■ **AIM OF THE EXERCISE**
Collect each line holding the string "comments".

■ **THE RECORDS**
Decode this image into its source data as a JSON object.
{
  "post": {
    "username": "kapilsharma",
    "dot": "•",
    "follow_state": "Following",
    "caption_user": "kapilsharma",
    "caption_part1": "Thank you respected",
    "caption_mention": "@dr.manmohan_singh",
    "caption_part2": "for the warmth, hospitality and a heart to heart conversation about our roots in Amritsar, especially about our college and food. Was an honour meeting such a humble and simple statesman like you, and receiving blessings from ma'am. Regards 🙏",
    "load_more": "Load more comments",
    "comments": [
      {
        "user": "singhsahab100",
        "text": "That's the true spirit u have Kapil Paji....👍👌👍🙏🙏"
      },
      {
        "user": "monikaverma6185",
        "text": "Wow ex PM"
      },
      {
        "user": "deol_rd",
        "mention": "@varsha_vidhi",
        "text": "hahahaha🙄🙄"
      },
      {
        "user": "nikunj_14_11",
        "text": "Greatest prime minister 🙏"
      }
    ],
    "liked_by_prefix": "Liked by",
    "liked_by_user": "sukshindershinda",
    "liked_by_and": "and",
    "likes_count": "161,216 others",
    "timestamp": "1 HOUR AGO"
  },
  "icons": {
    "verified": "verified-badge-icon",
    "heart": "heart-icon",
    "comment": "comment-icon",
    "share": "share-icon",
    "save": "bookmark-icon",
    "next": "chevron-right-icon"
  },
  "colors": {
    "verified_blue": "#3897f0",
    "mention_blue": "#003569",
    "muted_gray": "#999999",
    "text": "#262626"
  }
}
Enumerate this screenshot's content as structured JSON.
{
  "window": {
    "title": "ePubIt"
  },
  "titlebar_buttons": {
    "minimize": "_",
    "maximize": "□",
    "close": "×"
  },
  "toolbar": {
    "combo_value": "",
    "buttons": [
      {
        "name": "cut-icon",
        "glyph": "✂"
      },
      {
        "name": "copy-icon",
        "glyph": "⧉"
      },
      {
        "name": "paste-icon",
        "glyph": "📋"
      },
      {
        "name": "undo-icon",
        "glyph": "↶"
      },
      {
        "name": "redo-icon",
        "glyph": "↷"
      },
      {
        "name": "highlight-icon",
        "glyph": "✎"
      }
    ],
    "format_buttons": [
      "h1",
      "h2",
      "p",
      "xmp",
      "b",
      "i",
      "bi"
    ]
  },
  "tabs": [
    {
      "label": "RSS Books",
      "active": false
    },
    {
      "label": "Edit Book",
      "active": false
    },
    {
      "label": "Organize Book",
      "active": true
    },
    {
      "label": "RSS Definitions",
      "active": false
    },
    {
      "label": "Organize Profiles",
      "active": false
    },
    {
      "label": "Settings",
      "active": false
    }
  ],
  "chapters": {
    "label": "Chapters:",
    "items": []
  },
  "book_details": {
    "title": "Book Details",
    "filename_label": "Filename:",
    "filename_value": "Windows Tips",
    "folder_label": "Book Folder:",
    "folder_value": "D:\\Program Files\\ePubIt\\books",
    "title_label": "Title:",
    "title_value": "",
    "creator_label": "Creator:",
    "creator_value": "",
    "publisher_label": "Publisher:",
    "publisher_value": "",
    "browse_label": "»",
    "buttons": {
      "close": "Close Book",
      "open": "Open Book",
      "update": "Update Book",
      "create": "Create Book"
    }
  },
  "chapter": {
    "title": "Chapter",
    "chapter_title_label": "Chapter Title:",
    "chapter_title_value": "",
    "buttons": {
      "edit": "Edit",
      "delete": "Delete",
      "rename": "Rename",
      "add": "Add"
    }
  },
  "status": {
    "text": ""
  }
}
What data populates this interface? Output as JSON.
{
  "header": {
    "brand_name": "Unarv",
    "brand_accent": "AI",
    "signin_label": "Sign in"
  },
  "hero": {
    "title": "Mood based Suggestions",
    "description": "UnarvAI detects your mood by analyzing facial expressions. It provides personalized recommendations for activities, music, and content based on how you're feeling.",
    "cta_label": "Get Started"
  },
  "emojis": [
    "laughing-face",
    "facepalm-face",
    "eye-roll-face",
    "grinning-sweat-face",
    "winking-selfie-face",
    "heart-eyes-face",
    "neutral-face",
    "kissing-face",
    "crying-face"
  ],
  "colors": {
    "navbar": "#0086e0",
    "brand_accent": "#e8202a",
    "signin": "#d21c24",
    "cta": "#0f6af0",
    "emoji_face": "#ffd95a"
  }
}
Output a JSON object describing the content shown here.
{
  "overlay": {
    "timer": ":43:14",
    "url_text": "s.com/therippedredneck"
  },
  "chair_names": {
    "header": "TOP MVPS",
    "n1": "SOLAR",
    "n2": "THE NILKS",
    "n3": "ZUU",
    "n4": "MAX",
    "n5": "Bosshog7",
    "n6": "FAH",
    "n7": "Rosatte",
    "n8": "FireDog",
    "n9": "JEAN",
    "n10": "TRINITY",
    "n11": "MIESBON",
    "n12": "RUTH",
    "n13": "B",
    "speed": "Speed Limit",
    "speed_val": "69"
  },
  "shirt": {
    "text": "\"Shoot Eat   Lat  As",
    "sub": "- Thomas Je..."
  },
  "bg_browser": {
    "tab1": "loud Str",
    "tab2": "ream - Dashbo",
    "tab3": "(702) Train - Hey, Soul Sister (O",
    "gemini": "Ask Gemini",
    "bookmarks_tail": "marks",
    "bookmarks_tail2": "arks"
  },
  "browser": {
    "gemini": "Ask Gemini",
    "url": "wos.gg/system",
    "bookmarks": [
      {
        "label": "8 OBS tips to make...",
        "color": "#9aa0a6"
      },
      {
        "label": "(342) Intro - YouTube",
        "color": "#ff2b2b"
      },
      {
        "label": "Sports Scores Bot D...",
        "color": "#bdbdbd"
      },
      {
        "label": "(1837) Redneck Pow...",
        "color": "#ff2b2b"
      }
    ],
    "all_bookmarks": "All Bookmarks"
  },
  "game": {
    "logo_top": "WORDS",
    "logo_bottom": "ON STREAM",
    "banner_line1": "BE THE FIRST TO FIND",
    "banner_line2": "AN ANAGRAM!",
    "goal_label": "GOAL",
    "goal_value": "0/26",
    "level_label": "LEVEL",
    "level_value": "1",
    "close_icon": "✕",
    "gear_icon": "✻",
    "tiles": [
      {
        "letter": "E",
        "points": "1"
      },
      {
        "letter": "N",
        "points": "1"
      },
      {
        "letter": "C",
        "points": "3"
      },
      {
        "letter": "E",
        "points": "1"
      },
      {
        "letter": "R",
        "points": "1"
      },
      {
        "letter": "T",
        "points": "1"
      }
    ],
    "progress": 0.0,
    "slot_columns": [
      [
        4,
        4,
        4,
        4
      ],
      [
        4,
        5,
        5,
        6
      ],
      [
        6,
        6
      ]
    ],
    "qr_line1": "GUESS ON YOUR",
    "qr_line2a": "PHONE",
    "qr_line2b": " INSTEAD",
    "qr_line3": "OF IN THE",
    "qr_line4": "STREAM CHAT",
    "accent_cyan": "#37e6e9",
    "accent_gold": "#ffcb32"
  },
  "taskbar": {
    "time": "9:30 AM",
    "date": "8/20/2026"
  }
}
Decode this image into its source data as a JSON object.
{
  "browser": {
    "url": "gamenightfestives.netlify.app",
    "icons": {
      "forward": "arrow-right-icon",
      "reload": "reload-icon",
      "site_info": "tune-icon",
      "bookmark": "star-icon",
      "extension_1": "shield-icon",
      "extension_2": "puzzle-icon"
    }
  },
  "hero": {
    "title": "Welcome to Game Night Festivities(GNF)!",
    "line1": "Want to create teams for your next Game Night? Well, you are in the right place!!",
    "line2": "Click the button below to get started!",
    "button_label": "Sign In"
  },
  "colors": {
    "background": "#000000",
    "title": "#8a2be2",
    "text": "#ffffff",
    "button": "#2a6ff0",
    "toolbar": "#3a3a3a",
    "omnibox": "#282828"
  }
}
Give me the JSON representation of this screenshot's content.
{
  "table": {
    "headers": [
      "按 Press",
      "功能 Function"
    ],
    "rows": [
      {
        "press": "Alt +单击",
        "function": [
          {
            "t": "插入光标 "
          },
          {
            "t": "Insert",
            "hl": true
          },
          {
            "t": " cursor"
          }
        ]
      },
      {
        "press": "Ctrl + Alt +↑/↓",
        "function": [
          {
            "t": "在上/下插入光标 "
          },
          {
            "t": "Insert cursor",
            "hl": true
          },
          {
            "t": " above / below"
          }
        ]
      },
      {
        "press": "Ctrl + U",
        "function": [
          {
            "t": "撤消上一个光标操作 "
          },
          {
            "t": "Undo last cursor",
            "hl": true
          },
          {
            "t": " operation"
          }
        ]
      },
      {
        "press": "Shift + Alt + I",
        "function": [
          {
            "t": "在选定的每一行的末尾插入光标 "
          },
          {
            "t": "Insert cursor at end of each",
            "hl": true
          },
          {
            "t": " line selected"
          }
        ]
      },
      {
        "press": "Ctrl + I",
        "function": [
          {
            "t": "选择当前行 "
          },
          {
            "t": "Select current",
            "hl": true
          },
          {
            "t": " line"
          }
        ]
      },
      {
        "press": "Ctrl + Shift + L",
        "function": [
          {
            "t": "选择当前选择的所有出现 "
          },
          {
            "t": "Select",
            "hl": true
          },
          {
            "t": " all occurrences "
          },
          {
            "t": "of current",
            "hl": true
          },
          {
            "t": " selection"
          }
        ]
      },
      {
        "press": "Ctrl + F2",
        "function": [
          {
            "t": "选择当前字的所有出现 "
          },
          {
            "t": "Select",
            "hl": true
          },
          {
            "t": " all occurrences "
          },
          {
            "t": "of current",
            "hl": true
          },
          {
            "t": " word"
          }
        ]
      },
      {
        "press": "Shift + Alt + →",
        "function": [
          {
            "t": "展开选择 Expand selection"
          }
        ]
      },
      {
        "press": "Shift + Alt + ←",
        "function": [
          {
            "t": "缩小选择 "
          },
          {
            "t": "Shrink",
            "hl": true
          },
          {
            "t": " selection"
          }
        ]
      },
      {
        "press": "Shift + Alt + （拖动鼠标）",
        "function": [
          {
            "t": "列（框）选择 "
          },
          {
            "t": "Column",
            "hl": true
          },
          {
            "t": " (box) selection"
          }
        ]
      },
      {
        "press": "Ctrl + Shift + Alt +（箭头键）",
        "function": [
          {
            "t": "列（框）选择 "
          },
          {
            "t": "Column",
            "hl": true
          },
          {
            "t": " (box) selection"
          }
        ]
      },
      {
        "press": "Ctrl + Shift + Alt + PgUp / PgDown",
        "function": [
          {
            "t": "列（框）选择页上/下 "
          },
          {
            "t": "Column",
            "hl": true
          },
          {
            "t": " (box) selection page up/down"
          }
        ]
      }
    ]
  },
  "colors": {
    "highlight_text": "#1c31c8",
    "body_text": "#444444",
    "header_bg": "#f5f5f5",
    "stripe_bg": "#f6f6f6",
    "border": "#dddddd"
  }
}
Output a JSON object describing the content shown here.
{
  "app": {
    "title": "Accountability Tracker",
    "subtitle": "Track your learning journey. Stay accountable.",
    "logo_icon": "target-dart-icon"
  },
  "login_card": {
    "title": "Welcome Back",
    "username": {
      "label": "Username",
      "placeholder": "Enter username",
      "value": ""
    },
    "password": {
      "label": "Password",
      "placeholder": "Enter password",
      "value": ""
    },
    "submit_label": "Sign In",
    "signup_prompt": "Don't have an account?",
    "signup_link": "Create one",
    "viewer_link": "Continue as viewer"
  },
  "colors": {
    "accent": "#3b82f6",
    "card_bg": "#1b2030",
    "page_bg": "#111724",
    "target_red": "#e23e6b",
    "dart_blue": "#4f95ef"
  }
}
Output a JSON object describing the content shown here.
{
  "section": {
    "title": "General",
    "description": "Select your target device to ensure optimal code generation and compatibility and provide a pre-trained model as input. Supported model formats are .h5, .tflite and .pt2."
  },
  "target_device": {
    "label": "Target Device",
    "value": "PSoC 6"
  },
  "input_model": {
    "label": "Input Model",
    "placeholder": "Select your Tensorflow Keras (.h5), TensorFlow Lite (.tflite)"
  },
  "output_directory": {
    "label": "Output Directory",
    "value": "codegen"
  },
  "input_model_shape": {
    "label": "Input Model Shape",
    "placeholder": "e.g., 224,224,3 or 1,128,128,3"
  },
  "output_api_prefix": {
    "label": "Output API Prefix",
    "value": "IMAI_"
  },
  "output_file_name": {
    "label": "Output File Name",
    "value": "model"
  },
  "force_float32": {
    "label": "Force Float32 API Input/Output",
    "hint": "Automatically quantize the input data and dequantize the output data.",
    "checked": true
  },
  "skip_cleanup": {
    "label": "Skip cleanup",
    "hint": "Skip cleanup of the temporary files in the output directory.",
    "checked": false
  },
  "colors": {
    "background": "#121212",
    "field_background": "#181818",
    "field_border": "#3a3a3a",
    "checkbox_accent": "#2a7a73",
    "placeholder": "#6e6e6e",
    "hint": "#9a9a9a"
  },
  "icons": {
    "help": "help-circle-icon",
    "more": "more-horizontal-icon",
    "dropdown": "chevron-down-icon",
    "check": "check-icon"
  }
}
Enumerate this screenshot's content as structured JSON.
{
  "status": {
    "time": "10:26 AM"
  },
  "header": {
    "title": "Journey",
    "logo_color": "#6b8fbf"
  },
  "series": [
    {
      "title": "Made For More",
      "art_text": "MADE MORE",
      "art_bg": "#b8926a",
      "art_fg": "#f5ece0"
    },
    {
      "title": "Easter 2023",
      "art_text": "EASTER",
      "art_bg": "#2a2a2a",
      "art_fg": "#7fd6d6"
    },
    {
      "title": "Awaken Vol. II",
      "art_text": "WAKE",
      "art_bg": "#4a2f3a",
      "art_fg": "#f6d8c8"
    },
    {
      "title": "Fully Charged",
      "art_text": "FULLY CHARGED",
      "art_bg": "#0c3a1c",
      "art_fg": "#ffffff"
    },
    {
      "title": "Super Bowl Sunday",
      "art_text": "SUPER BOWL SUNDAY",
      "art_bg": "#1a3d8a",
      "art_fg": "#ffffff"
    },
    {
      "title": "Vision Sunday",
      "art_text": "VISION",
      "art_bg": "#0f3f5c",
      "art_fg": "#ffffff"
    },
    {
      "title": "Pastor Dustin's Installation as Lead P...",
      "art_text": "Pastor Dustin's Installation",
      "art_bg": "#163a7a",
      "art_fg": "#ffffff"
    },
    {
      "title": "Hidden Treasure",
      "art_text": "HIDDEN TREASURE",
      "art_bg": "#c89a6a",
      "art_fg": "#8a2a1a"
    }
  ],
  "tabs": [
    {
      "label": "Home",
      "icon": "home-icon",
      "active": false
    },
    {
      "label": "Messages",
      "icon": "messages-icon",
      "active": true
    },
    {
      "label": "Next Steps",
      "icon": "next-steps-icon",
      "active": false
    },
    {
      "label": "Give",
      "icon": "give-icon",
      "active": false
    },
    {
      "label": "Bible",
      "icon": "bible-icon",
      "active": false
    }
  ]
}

■ **FINAL RESULT**
    "load_more": "Load more comments",
    "comments": [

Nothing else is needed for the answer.